DATA RECORDS:
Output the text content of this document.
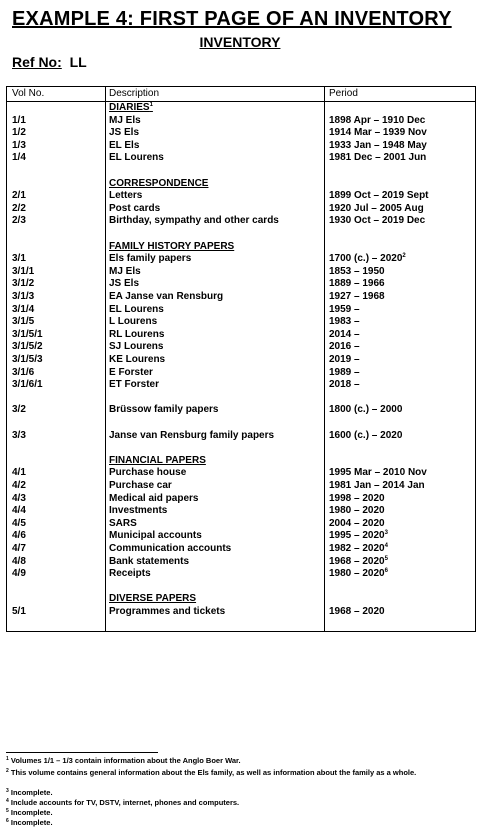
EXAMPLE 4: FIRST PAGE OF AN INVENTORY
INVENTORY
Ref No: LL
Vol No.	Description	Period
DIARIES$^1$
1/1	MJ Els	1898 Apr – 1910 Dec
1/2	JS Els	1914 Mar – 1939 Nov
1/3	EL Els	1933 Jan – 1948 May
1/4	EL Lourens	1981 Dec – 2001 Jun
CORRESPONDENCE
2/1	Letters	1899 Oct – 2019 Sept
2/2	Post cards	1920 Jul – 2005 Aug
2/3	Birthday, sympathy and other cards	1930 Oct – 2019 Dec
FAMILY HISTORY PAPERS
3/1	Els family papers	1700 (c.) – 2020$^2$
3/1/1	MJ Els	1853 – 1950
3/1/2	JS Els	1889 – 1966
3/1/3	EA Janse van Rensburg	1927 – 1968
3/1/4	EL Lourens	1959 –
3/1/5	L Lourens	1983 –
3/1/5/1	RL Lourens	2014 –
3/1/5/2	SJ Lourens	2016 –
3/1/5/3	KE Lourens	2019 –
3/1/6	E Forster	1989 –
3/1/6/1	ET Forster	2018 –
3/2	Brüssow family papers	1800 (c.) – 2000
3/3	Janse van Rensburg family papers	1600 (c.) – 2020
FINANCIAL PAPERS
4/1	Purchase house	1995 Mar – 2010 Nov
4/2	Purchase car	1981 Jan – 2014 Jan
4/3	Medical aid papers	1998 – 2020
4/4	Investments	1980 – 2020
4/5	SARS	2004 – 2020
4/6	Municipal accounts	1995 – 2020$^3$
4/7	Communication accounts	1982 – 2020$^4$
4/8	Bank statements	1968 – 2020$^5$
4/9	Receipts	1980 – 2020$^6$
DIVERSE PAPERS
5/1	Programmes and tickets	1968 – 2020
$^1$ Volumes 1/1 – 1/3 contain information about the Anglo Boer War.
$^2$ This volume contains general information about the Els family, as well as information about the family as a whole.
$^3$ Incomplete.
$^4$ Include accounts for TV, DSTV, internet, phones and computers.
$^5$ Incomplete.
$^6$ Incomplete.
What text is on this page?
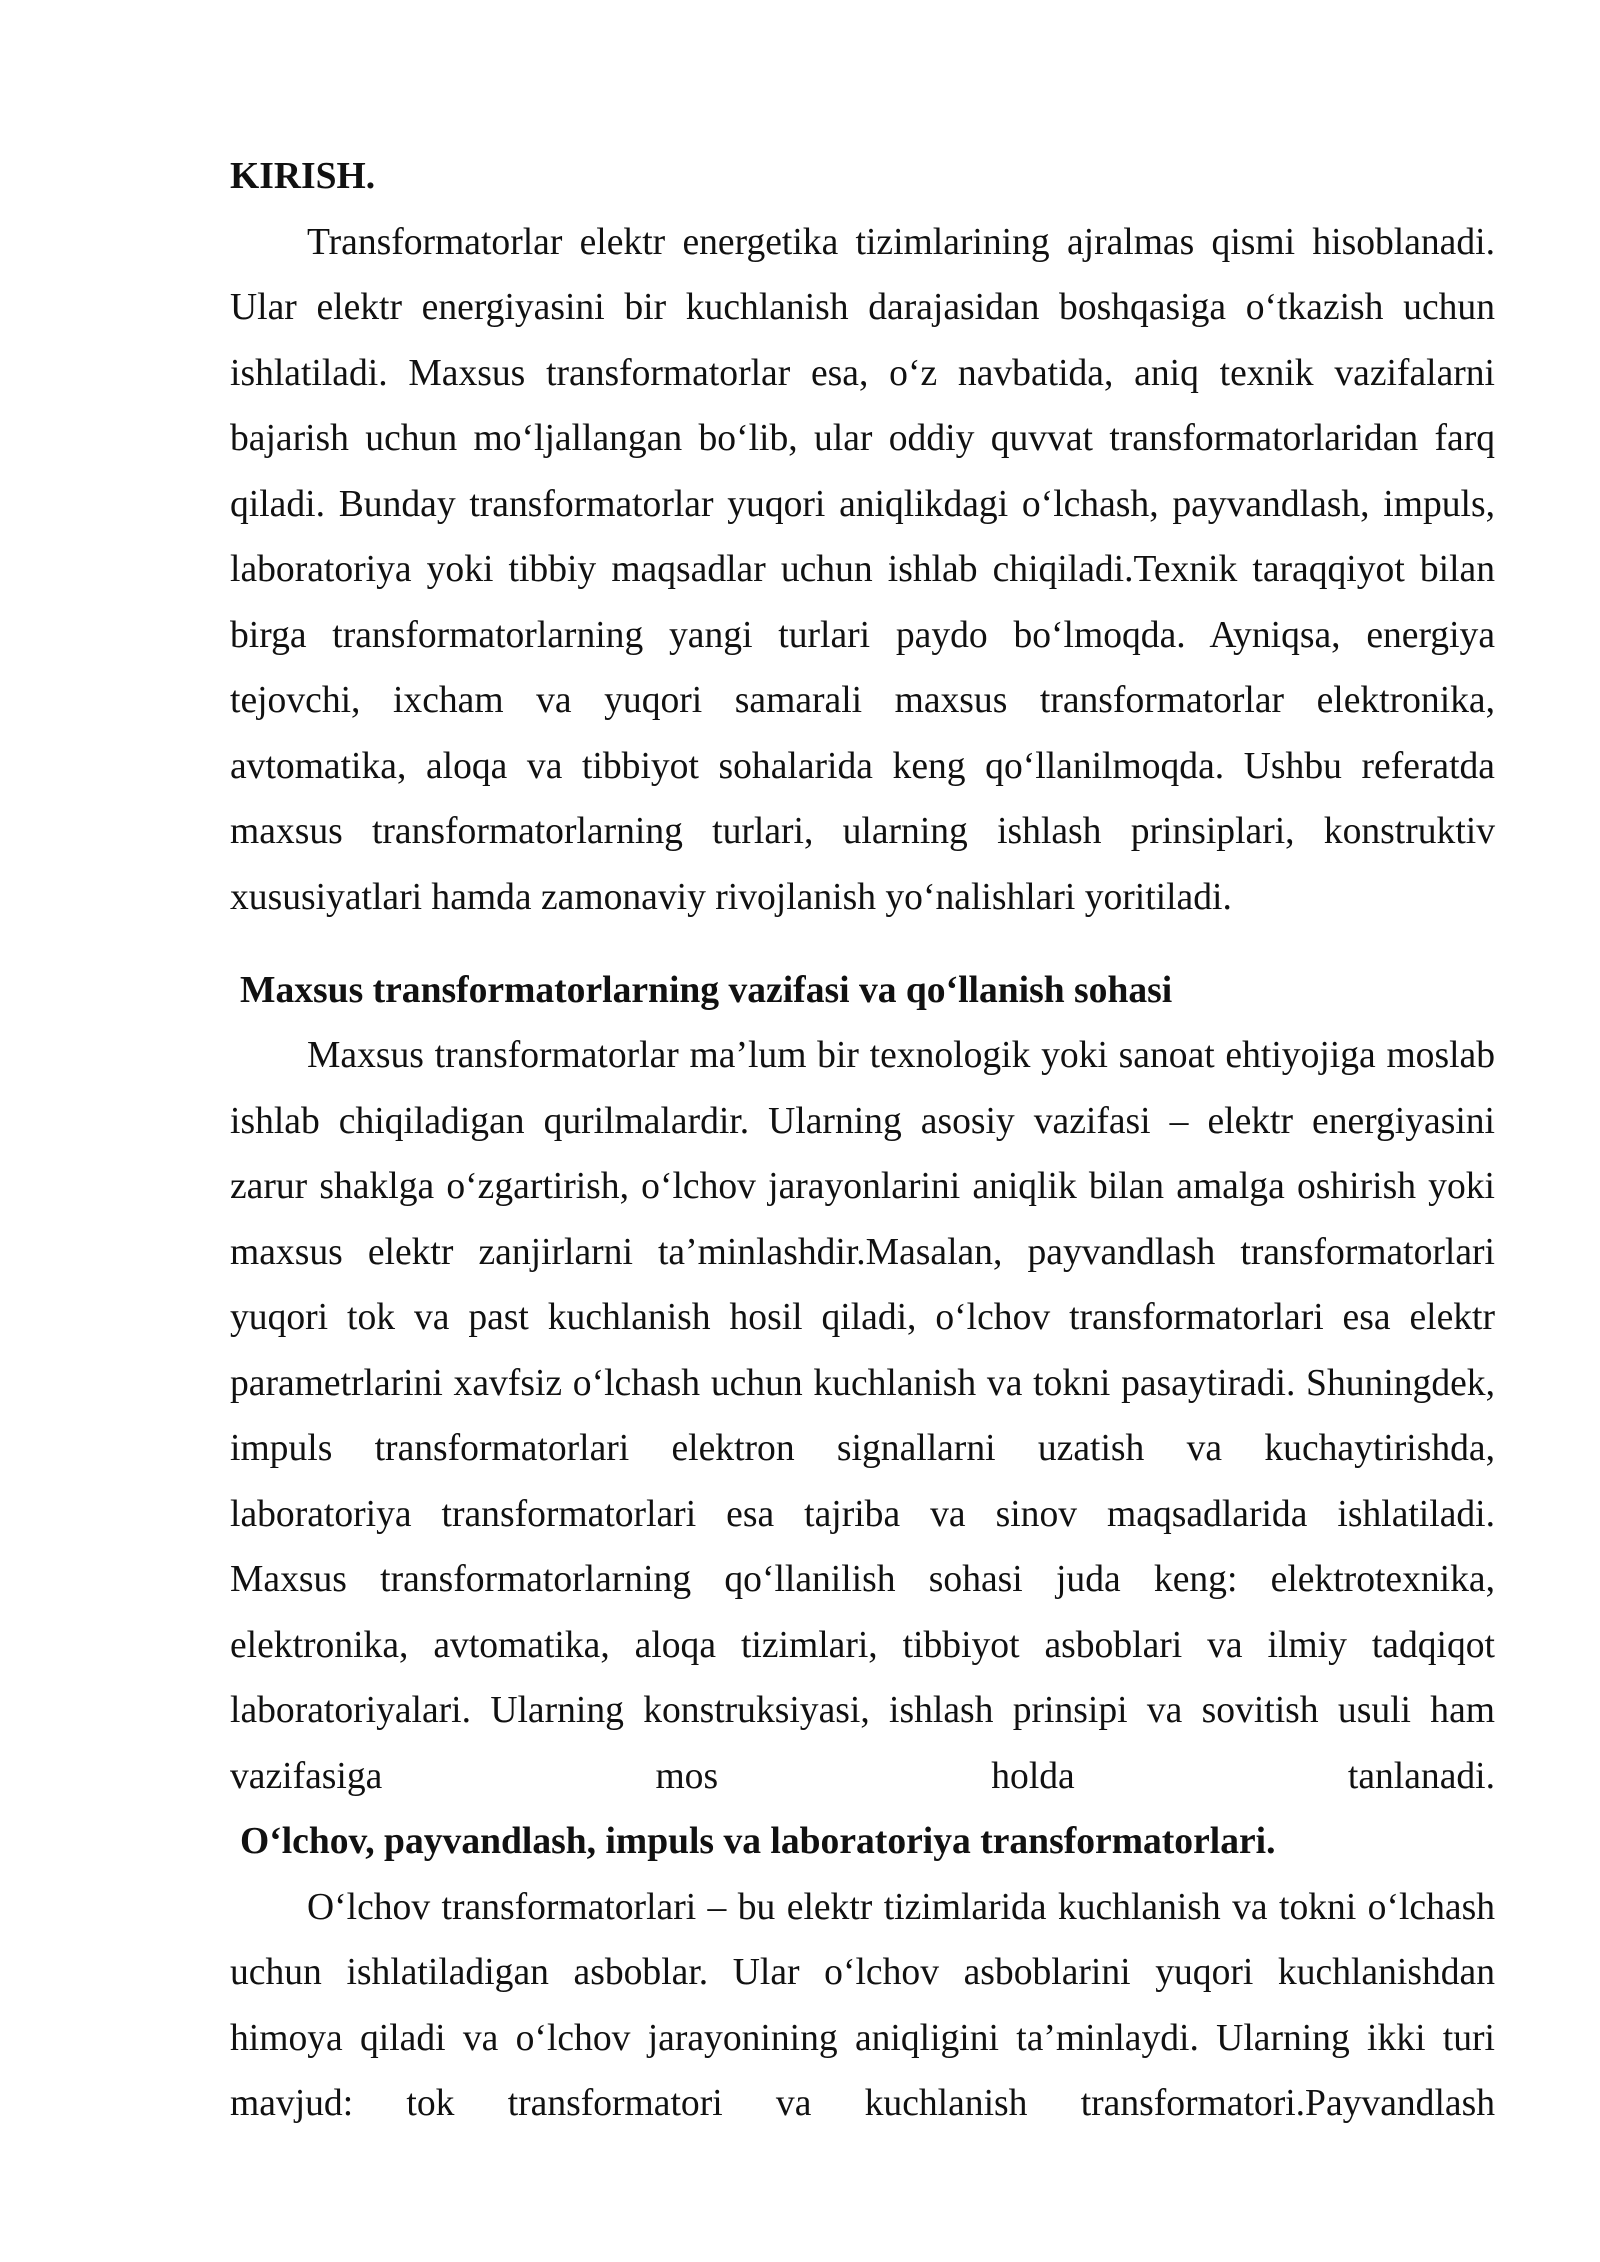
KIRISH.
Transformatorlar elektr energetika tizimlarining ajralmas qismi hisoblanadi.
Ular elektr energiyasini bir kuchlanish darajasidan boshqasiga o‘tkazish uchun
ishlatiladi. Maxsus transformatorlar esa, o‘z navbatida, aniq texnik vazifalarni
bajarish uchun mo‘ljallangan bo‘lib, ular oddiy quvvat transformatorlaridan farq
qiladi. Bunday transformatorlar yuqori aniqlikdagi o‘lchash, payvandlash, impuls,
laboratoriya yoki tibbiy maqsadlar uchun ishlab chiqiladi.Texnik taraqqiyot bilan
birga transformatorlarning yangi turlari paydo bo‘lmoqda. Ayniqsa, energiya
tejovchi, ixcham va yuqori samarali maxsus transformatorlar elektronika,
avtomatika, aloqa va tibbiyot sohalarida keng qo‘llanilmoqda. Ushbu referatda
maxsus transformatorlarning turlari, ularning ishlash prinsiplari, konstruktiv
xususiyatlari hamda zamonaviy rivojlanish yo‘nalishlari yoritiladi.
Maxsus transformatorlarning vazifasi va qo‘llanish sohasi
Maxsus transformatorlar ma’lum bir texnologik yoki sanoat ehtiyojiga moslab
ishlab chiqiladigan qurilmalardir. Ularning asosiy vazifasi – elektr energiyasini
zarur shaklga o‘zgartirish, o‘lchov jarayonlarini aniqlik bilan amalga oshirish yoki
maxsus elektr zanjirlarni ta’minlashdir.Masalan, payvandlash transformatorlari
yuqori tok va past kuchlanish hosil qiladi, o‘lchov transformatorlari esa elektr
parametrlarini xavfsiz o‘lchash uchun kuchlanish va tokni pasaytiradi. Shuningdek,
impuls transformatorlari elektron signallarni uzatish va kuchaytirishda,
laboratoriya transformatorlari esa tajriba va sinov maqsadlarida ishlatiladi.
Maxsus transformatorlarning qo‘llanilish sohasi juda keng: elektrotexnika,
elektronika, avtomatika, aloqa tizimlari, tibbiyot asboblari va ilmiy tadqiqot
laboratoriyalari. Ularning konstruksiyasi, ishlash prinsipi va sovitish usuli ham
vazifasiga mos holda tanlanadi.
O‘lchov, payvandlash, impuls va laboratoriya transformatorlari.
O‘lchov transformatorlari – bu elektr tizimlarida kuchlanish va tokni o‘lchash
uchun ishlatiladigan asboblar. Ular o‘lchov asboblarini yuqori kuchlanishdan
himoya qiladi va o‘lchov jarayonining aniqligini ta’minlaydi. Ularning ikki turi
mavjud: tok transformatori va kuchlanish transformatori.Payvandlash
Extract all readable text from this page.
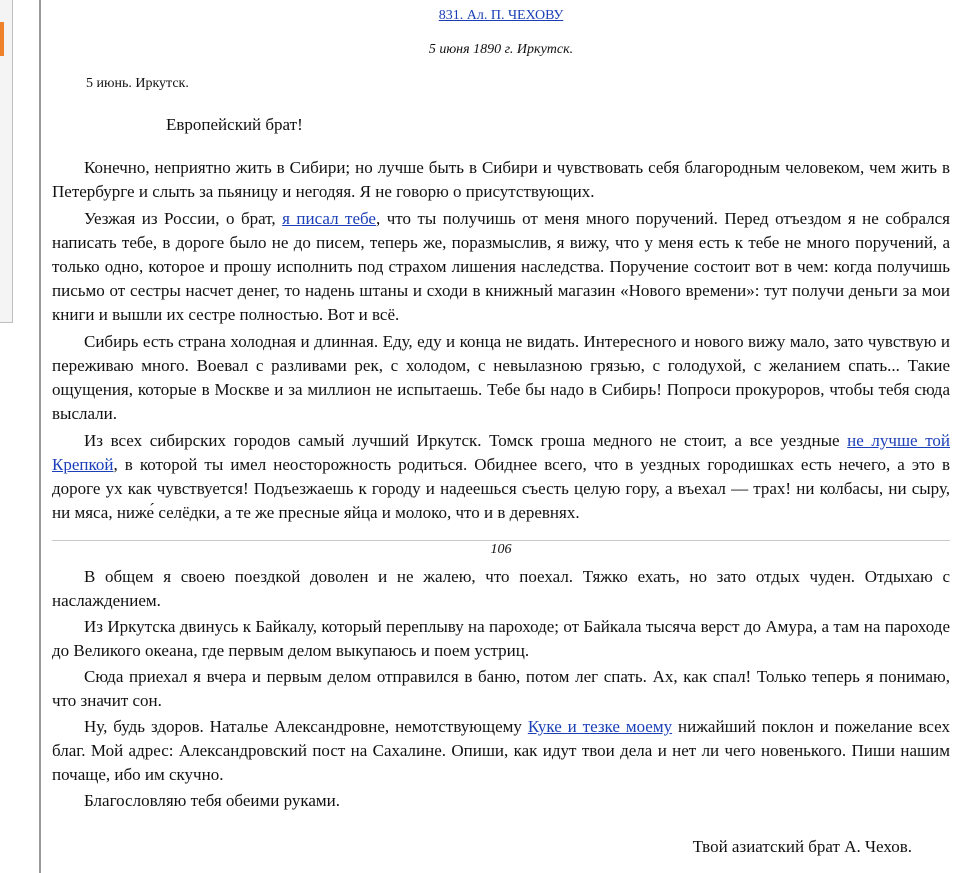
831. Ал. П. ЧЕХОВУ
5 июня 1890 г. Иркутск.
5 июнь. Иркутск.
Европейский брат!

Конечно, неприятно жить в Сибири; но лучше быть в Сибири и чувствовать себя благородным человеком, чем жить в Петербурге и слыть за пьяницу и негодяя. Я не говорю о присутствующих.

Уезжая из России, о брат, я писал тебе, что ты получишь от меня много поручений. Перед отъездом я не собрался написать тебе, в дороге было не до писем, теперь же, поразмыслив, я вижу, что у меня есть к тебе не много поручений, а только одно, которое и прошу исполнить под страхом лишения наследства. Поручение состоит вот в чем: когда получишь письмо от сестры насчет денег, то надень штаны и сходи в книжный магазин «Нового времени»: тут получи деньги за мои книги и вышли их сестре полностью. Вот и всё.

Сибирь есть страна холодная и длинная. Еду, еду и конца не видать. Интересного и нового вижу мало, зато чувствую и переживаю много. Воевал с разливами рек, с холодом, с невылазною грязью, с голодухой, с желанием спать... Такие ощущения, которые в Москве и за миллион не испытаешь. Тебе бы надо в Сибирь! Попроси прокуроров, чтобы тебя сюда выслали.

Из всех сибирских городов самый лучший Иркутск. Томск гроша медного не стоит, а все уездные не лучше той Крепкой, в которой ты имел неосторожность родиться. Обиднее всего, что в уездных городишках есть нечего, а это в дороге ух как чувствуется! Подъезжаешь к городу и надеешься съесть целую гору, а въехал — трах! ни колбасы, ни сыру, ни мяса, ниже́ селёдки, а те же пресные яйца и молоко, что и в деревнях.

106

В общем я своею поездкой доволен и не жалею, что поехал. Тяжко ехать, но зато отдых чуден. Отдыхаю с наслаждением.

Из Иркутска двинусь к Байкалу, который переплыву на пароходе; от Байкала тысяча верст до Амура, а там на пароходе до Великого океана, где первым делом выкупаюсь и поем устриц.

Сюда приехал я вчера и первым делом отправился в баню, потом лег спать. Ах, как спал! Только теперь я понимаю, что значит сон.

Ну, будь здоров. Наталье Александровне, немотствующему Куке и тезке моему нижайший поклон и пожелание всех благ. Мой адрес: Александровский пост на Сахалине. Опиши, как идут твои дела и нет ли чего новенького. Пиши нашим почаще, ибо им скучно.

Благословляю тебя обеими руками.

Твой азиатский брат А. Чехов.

TASK DESCRIPTION: Out of the material above, select every line that holds the string "tokni".

ANSWER FOR THIS EXERCISE:
parametrlarini xavfsiz o‘lchash uchun kuchlanish va tokni pasaytiradi. Shuningdek,
O‘lchov transformatorlari – bu elektr tizimlarida kuchlanish va tokni o‘lchash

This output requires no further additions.